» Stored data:

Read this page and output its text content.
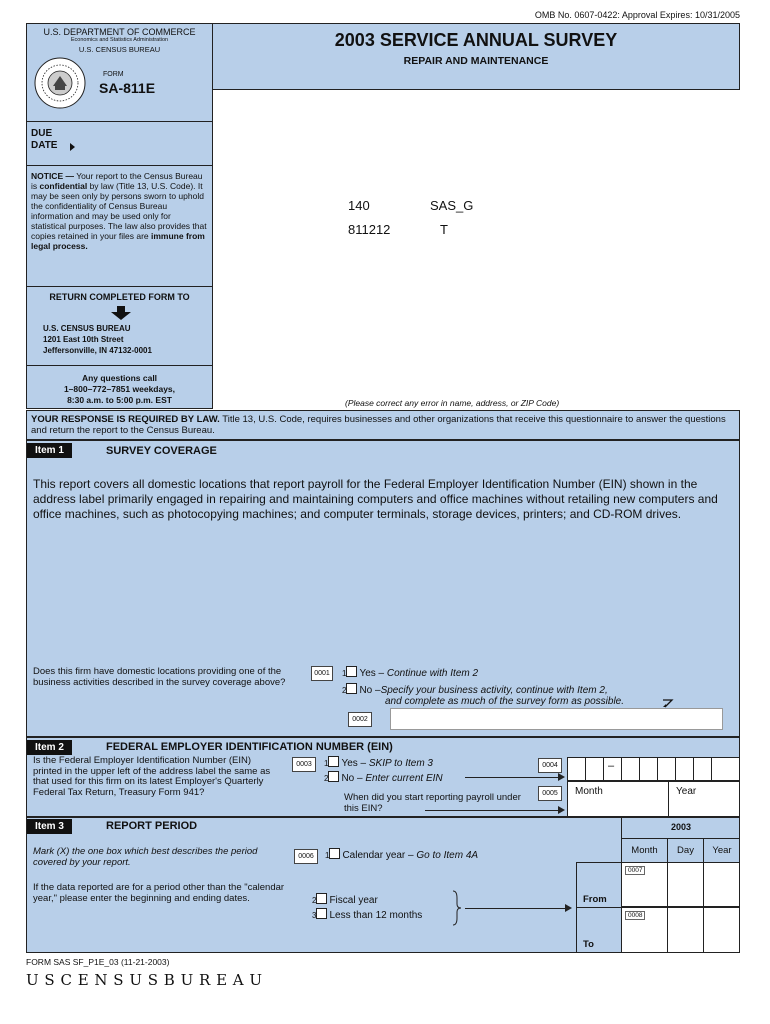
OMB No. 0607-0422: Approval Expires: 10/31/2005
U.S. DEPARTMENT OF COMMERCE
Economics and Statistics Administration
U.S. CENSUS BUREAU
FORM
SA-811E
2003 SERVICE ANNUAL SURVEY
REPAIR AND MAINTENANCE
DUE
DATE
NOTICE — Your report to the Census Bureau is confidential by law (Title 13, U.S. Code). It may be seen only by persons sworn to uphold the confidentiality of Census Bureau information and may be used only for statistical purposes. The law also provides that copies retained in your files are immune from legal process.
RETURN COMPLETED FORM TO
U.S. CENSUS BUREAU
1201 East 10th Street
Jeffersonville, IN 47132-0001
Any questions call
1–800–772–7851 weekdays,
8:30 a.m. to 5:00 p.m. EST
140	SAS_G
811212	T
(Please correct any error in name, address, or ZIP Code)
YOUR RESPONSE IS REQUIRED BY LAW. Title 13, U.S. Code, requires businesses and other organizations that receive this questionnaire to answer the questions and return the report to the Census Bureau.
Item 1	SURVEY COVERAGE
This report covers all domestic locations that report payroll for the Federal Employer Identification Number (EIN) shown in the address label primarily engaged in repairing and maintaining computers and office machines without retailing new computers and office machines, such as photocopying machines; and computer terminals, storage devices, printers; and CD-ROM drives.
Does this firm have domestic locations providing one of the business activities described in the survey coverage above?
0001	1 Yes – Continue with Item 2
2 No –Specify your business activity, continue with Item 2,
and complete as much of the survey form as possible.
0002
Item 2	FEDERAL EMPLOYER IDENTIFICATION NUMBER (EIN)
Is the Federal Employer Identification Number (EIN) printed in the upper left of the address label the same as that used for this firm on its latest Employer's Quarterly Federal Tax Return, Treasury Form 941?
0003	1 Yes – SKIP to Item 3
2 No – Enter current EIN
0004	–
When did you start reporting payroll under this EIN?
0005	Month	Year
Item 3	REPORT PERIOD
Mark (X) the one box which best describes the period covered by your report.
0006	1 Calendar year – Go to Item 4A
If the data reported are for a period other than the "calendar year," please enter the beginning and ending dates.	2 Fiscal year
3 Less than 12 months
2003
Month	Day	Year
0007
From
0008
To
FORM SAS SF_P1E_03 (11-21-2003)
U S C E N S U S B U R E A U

==

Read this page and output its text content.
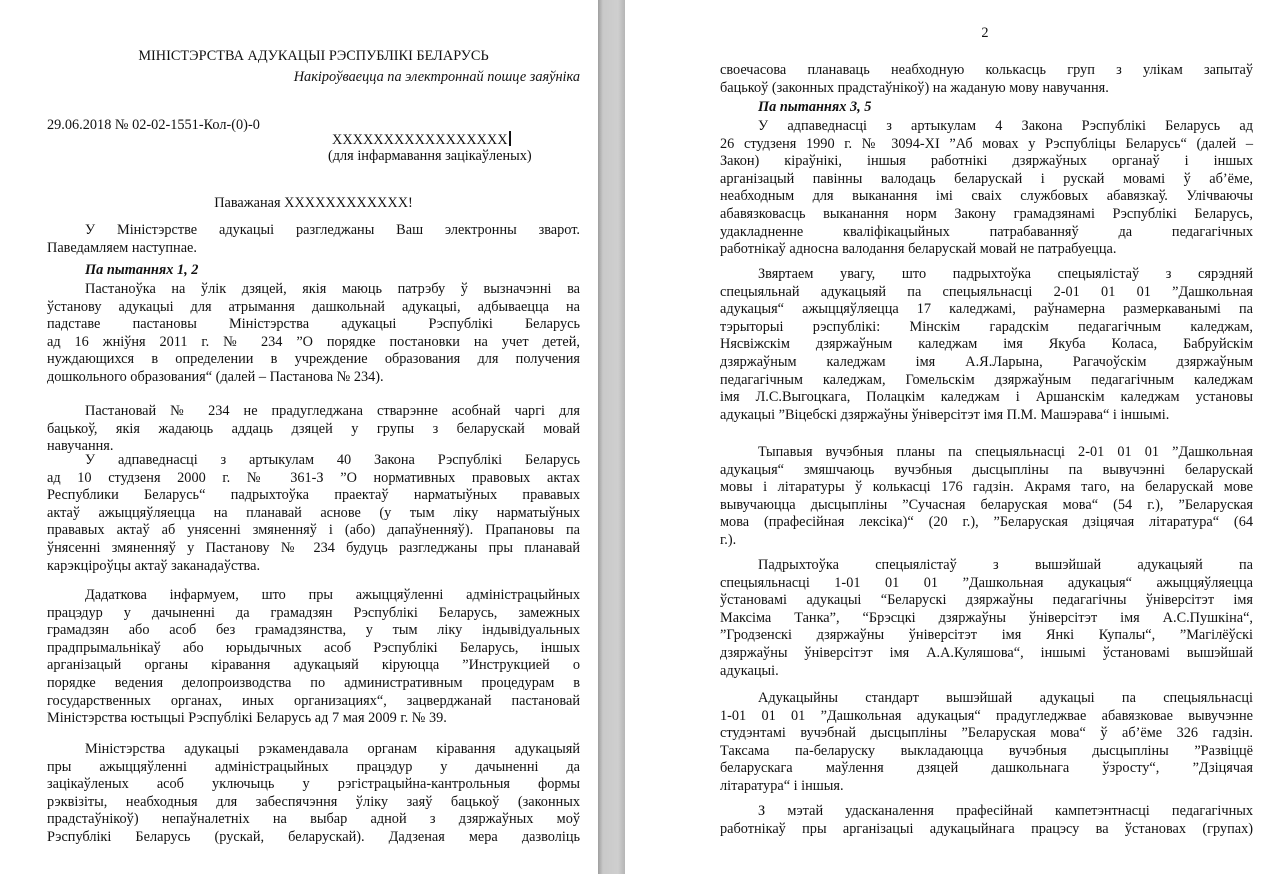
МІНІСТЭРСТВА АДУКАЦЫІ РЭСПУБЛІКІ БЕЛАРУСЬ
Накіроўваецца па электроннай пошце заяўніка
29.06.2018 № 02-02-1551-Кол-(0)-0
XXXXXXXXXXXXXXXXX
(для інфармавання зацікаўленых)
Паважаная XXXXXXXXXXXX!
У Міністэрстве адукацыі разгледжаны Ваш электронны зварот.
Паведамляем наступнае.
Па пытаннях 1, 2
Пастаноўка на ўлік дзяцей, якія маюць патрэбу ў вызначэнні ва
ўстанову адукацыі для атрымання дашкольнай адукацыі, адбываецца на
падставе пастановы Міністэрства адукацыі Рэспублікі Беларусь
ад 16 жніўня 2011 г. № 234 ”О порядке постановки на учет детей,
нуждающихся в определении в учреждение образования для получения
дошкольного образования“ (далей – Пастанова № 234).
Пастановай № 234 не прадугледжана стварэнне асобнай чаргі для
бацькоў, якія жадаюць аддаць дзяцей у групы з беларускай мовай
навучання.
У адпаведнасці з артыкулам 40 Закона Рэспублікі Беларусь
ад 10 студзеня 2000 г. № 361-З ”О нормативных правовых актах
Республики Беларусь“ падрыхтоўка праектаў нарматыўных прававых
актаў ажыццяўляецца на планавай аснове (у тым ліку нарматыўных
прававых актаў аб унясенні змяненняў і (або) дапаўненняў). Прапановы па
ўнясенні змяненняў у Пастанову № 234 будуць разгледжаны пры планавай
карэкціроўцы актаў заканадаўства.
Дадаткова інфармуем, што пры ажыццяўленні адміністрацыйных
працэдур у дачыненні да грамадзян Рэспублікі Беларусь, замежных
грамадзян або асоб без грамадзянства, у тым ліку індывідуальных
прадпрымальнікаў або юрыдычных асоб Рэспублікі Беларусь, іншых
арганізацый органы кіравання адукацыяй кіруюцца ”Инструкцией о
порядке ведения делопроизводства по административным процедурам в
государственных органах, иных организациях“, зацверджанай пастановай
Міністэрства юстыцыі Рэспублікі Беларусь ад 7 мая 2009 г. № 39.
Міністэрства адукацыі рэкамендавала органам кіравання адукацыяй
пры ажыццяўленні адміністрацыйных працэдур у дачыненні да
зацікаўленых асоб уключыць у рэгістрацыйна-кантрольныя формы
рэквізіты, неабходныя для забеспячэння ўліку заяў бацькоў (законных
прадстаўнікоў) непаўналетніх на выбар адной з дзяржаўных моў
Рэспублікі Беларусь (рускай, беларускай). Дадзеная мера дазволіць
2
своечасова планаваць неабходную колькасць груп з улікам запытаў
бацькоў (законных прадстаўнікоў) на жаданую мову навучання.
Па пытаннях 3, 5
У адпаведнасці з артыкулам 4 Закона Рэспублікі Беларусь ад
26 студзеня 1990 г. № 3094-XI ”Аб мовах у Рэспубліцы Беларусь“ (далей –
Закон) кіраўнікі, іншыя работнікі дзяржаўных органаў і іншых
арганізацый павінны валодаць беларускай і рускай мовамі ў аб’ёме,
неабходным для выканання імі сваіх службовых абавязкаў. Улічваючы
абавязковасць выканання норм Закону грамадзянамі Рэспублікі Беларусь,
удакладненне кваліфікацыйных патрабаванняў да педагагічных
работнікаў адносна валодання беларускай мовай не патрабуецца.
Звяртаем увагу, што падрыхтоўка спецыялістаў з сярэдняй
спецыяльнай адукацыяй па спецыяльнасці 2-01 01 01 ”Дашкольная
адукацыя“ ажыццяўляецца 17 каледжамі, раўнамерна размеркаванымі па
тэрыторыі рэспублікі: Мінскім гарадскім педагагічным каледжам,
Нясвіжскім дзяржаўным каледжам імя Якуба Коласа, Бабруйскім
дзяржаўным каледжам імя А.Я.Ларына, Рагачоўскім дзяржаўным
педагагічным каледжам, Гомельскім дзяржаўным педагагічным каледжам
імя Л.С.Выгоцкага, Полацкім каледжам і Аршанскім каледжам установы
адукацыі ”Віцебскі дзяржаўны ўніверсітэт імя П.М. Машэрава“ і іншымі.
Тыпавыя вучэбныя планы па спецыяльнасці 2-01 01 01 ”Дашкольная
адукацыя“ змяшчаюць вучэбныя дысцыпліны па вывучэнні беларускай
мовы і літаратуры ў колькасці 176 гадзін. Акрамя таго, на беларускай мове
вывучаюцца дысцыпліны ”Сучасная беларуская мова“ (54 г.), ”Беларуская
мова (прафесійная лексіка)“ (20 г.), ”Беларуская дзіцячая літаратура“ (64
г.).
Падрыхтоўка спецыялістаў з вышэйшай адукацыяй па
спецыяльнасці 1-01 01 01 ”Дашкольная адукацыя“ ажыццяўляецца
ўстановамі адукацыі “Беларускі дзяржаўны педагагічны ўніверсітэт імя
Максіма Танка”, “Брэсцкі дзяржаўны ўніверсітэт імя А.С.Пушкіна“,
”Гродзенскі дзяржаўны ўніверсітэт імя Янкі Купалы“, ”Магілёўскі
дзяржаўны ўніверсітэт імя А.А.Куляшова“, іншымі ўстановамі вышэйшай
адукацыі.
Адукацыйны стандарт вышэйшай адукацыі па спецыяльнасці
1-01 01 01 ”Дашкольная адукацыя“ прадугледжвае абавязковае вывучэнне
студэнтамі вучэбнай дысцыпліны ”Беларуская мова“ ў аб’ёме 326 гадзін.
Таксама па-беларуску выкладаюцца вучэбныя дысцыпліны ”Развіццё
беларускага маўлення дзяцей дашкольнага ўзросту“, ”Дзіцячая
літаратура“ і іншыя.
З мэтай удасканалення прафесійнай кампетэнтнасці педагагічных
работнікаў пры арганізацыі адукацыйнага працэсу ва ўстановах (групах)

» What the task asks:
Scan the material for lines with the word "that", and copy each line you find.

» Answer to this exercise:
NOTICE — Your report to the Census Bureau is confidential by law (Title 13, U.S. Code). It may be seen only by persons sworn to uphold the confidentiality of Census Bureau information and may be used only for statistical purposes. The law also provides that copies retained in your files are immune from legal process.
YOUR RESPONSE IS REQUIRED BY LAW. Title 13, U.S. Code, requires businesses and other organizations that receive this questionnaire to answer the questions and return the report to the Census Bureau.
This report covers all domestic locations that report payroll for the Federal Employer Identification Number (EIN) shown in the address label primarily engaged in repairing and maintaining computers and office machines without retailing new computers and office machines, such as photocopying machines; and computer terminals, storage devices, printers; and CD-ROM drives.
Is the Federal Employer Identification Number (EIN) printed in the upper left of the address label the same as that used for this firm on its latest Employer's Quarterly Federal Tax Return, Treasury Form 941?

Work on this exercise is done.